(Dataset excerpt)
--- begin ---

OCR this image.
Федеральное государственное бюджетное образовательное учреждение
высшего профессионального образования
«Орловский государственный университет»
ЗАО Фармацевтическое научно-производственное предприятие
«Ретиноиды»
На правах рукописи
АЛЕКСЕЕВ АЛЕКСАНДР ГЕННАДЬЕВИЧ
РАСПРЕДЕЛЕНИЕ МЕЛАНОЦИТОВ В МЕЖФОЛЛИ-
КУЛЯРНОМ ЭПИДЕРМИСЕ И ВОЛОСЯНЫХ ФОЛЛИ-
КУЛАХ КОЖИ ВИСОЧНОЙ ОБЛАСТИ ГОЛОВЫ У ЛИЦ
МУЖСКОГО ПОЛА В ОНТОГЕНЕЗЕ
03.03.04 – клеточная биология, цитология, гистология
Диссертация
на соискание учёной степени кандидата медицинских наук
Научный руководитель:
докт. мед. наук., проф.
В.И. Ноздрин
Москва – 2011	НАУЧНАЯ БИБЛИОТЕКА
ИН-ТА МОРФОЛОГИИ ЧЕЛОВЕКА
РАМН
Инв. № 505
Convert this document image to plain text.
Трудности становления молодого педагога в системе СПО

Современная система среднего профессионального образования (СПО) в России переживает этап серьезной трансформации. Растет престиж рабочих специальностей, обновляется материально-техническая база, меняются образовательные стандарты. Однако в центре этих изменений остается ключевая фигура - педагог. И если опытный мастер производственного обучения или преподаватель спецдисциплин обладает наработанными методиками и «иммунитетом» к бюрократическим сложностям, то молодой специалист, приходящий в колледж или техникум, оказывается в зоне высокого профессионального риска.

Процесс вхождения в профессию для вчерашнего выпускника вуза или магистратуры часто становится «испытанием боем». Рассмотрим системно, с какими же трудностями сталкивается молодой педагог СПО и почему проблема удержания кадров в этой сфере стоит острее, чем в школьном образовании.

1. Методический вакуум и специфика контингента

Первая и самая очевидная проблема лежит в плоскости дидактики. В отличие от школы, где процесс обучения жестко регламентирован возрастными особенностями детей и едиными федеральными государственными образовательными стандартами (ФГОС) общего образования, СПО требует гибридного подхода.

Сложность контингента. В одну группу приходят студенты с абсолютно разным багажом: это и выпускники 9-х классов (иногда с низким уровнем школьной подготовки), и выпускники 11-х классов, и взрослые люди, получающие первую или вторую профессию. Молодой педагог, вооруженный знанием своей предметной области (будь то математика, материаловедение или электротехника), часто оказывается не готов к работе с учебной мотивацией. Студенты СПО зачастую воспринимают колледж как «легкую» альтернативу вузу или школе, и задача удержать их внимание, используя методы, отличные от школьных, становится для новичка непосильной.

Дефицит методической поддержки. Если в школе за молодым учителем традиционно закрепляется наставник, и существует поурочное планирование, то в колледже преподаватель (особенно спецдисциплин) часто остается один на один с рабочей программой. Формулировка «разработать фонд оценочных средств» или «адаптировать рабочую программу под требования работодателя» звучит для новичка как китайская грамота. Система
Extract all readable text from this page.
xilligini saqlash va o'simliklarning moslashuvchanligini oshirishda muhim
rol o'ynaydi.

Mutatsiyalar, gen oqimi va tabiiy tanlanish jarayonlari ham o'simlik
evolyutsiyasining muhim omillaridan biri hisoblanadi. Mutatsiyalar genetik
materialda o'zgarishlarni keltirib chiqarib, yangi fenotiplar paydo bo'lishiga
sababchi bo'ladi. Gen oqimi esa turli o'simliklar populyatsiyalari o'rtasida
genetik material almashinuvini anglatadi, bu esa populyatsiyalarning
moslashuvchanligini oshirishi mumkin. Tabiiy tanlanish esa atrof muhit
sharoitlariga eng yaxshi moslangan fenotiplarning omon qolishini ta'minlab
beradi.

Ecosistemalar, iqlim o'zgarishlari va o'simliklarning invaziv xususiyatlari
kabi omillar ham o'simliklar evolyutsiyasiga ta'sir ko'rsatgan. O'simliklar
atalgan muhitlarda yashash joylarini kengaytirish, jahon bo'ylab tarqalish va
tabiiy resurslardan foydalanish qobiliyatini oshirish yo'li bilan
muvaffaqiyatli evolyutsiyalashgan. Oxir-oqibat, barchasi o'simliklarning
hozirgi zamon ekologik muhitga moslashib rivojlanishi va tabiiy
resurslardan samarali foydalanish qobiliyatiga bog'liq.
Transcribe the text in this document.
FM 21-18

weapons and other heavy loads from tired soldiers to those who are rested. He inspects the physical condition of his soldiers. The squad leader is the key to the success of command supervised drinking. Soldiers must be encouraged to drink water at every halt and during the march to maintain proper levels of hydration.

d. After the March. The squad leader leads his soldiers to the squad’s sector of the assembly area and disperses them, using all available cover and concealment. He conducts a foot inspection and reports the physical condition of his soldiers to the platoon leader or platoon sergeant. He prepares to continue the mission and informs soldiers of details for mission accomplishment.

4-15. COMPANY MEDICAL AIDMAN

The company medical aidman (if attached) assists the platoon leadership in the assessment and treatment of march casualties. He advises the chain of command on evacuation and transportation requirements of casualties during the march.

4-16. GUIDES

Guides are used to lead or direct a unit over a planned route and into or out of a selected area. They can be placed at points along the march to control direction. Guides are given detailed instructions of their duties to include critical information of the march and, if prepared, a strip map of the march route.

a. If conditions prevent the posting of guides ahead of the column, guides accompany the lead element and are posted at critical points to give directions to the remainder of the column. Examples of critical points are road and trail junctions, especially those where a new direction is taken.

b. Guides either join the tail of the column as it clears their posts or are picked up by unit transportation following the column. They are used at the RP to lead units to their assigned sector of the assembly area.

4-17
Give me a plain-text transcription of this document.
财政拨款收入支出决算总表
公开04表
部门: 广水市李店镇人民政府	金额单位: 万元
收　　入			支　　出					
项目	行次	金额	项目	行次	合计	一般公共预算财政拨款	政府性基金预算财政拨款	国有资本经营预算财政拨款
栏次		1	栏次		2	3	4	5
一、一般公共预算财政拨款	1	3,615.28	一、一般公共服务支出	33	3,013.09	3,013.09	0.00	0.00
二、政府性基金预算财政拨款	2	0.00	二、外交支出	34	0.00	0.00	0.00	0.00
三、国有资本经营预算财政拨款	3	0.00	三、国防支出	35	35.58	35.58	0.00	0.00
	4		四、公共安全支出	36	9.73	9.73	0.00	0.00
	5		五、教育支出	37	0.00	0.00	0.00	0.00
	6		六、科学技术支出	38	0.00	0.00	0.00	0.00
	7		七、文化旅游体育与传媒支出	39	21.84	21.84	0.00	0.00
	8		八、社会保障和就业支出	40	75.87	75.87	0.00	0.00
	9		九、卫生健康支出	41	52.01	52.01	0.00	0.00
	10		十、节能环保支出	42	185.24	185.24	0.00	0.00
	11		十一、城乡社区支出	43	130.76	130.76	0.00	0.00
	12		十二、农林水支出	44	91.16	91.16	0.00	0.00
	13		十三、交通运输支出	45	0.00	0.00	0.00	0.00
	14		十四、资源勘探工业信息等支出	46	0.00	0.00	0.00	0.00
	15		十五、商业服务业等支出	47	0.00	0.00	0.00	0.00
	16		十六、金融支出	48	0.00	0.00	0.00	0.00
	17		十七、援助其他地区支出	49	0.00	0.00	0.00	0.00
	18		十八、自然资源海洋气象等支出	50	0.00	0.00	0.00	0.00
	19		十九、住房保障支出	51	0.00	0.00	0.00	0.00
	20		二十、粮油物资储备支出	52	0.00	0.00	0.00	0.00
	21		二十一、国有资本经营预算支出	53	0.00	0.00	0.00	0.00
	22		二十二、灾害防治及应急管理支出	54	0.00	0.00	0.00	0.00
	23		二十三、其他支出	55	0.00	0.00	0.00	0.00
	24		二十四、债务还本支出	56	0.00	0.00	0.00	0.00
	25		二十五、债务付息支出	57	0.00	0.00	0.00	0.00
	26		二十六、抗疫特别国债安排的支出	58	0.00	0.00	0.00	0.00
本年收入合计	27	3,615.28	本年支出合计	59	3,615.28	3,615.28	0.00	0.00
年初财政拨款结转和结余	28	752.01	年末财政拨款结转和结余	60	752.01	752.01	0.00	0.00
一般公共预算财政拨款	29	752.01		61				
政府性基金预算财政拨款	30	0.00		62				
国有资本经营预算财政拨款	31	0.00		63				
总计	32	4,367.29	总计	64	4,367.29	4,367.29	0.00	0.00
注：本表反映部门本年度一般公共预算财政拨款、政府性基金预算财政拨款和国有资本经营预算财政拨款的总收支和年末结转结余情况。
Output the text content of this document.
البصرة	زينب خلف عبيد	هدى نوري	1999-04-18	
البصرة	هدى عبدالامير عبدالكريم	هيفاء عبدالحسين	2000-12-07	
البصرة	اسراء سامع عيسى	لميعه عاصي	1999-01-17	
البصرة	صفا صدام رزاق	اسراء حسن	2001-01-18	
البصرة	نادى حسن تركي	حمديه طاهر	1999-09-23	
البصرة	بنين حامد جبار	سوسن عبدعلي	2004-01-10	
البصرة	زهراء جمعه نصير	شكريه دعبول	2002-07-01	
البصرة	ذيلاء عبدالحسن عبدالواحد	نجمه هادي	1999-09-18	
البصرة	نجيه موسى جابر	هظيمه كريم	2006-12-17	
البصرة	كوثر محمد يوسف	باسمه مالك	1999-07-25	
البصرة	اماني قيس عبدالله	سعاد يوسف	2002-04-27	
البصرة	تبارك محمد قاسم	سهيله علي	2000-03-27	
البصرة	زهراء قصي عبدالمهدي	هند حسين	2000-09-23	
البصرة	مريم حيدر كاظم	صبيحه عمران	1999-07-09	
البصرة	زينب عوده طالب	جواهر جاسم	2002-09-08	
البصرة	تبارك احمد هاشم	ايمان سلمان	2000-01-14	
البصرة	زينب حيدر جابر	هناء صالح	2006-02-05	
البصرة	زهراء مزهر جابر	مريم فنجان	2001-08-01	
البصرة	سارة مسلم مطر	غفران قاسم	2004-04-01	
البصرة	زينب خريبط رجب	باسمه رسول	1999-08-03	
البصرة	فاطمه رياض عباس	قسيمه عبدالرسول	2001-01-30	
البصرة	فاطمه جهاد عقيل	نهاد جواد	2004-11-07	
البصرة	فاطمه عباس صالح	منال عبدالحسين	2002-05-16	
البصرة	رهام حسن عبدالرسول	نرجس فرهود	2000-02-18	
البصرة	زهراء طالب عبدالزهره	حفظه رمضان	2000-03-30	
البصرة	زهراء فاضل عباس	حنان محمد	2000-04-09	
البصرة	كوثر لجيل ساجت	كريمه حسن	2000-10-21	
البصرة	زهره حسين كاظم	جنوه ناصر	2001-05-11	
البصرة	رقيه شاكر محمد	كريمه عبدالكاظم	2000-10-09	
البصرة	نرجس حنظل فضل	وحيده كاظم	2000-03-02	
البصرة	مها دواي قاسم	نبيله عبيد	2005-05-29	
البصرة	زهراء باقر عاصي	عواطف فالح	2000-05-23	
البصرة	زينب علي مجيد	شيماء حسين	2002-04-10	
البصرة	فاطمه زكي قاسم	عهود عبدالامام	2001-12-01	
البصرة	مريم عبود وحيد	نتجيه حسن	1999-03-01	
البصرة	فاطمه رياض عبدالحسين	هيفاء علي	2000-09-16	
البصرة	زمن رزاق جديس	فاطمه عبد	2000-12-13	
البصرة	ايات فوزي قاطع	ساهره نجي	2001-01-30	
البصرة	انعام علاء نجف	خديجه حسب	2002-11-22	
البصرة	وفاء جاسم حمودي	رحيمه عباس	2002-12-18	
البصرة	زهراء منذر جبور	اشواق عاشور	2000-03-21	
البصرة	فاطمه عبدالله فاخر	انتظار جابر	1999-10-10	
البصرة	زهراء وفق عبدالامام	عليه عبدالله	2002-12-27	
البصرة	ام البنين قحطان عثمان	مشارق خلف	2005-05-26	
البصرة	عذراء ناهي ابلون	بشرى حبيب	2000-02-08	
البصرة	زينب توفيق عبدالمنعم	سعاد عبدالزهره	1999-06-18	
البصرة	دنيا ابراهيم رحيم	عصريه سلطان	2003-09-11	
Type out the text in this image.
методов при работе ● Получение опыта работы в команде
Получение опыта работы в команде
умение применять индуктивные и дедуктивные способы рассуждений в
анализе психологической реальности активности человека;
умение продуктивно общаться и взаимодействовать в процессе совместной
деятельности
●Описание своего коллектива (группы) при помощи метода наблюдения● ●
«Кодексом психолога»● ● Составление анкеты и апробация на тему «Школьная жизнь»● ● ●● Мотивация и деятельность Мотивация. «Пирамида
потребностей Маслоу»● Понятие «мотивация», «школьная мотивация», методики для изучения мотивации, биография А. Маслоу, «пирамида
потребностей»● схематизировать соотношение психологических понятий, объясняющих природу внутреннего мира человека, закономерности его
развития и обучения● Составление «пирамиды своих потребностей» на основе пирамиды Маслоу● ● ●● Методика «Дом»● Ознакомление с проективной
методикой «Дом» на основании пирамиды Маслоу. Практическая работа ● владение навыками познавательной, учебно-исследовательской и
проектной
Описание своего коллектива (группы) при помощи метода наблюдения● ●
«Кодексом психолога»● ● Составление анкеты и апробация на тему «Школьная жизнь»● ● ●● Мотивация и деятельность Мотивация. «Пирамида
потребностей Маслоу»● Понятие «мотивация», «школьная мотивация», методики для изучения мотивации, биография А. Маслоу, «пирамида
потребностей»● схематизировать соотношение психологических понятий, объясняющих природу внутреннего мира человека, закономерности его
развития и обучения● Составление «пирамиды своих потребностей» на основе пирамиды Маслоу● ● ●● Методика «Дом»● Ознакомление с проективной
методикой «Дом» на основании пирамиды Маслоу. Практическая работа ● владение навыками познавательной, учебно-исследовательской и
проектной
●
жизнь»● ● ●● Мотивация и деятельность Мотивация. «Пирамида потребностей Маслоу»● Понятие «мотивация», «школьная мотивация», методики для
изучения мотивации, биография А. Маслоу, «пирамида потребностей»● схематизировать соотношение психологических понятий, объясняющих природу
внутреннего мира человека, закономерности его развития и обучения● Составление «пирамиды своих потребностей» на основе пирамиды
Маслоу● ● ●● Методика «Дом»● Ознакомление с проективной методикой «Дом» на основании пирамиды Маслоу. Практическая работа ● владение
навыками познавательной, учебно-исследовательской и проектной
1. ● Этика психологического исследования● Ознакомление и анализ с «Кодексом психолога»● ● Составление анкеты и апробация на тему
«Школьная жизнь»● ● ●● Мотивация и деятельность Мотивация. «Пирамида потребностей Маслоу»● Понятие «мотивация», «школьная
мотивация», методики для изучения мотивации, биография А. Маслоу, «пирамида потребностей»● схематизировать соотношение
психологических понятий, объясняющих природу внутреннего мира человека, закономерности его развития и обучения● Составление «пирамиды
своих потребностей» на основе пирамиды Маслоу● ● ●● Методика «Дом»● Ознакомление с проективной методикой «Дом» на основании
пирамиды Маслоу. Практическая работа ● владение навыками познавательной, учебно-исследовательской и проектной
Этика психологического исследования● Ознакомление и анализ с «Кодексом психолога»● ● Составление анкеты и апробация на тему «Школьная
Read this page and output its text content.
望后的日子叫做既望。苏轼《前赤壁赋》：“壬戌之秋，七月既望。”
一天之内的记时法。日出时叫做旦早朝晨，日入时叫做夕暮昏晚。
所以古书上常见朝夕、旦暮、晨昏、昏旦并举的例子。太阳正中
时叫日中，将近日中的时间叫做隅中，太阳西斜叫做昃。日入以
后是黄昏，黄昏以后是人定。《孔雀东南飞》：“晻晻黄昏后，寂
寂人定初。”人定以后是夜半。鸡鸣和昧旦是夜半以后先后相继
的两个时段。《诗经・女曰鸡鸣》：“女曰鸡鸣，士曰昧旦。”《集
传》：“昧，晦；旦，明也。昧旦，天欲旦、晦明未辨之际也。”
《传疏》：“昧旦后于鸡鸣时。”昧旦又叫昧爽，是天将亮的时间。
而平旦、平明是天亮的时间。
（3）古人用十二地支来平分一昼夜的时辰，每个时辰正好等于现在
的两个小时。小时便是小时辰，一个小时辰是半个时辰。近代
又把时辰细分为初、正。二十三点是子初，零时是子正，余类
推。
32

--- end ---

Instructions to follow: Exactly and only the lines from the line containing "Read this page and output its text content." through the last line of the entries should be copied, both ends included.

Answer for this exercise:
Read this page and output its text content.
望后的日子叫做既望。苏轼《前赤壁赋》：“壬戌之秋，七月既望。”
一天之内的记时法。日出时叫做旦早朝晨，日入时叫做夕暮昏晚。
所以古书上常见朝夕、旦暮、晨昏、昏旦并举的例子。太阳正中
时叫日中，将近日中的时间叫做隅中，太阳西斜叫做昃。日入以
后是黄昏，黄昏以后是人定。《孔雀东南飞》：“晻晻黄昏后，寂
寂人定初。”人定以后是夜半。鸡鸣和昧旦是夜半以后先后相继
的两个时段。《诗经・女曰鸡鸣》：“女曰鸡鸣，士曰昧旦。”《集
传》：“昧，晦；旦，明也。昧旦，天欲旦、晦明未辨之际也。”
《传疏》：“昧旦后于鸡鸣时。”昧旦又叫昧爽，是天将亮的时间。
而平旦、平明是天亮的时间。
（3）古人用十二地支来平分一昼夜的时辰，每个时辰正好等于现在
的两个小时。小时便是小时辰，一个小时辰是半个时辰。近代
又把时辰细分为初、正。二十三点是子初，零时是子正，余类
推。
32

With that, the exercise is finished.